The Minister has lost me there. It is probably my ignorance, but I thought he just said that the Government do not currently control the cost of medical supplies. If that is what he said, is that because they do not use the power they already have under section 260(1) of a 10-year-old Act?
Yes, I think that is the correct answer. We do have those powers under the 2006 Act, but they have not been used, partly because generally speaking medical supplies is a competitive market. We have not seen the kind of abusive price behaviour that we are trying to address elsewhere in the Bill.
I would like to clarify the reason for introducing this, if there has not been a problem in the market, as we have seen with the price hikes in generics, and it is much harder to do. Why are the Government extending a power they have had for 10 years but never used?
In essence, we are trying to bring the regimes for medical supplies and drugs into the same environment, so that we are able in future to use the powers, which we are introducing for the first time for drugs, for medical supplies on the same basis, so that we do not have to treat one thing under one Act and the other under another. I hope that is clear.
I am not aware of any particular examples of medical supplies that we are concerned about at this point. However, I am sure that, if there are people outside watching who have good examples, they will let the Committee know before we conclude our deliberations.
Reverting to the hon. Lady’s amendment 47, we understand the intent behind it. We are not fully convinced that the current drafting would have precisely the effect that she is hoping. I invite her to work with me and my officials between now and Report. The Government will be happy to consider how we could best introduce the requirement to consult in relation to section 260. On that basis, I invite her to withdraw the amendment.

** Explore the material **
- A) Copy the passage of the debate on medical supply costs between "I would like" and "that is clear.", inclusive.
- B) Write the next part of the committee debate on the cost of medical supplies, picking up after its final sentence.

** Data shown **

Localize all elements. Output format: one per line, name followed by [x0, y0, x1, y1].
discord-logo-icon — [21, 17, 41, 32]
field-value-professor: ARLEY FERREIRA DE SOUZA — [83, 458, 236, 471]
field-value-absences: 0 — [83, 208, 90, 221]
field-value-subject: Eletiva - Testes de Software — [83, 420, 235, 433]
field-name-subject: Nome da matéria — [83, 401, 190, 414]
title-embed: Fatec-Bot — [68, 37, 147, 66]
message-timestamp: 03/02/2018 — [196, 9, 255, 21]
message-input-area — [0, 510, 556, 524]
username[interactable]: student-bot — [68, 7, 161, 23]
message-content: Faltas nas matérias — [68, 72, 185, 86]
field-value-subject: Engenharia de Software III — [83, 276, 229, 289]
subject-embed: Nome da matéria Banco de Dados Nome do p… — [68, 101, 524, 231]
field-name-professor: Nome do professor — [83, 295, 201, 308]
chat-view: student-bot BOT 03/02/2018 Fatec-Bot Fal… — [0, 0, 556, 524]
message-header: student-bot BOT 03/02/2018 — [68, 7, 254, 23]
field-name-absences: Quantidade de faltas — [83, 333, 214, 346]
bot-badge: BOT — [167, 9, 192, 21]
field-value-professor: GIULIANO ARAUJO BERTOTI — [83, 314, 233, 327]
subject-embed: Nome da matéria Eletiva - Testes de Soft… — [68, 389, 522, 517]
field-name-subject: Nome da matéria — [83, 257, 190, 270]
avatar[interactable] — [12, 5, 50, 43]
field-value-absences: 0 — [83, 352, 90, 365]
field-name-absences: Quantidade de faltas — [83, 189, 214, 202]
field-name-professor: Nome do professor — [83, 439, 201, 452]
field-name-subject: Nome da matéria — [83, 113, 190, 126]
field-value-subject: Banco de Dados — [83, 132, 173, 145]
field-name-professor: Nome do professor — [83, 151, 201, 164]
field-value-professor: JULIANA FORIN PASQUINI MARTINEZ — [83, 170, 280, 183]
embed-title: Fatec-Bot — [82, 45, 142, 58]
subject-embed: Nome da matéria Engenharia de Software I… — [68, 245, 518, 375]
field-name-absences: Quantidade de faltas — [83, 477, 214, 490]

** Per-task outputs **
- A)
I would like to clarify the reason for introducing this, if there has not been a problem in the market, as we have seen with the price hikes in generics, and it is much harder to do. Why are the Government extending a power they have had for 10 years but never used?
In essence, we are trying to bring the regimes for medical supplies and drugs into the same environment, so that we are able in future to use the powers, which we are introducing for the first time for drugs, for medical supplies on the same basis, so that we do not have to treat one thing under one Act and the other under another. I hope that is clear.

- B)
Clause 5 amends section 260 of the 2006 Act, which enables the Secretary of State to control the maximum prices of medical supplies other than health service medicines. As we have just discussed, the Government have powers to control prices of medical supplies and we are not currently using those powers. It is important that we continue to have those powers, should we decide it is necessary to control prices of medical supplies in the event of market abuse.
With an increasing spend on healthcare products, the Government need the tools to be able to control prices, if there is any indication that medical suppliers do not provide value for money to the NHS and the taxpayer. The measures would ensure that the same enforcement and territorial extent provisions apply to controlling the cost of medical supplies and health service medicines.
Existing enforcement provisions in relation to medical supplies are draconian compared with those for medicines. Currently, a contravention or a failure to comply is in fact a criminal offence in relation to medical supplies, whereas it is not in relation to medicines. We are aligning the enforcement provisions to those for medicines and making them much more proportionate. That is done through clause 7, through consequential amendments. On that basis, I ask the Committee to agree that clause 5 stand part of the Bill.
May I again congratulate the Government? This appears to be the only piece of criminal legislation I have ever heard of that apparently has a 100% deterrence rate. That is, the Government have the power to penalise a course of action and, as far as the Government are aware, no company is pursuing such a course of action, meaning that Government do not have to exercise their powers, criminal or otherwise. What a great piece of legislation passed by the Labour Government in 2006.
Question put and agreed to.
Clause 5 accordingly ordered to stand part of the Bill.
Ordered, That further consideration be now adjourned. —(Mark Spencer.)
Adjourned till this day at Two o’clock.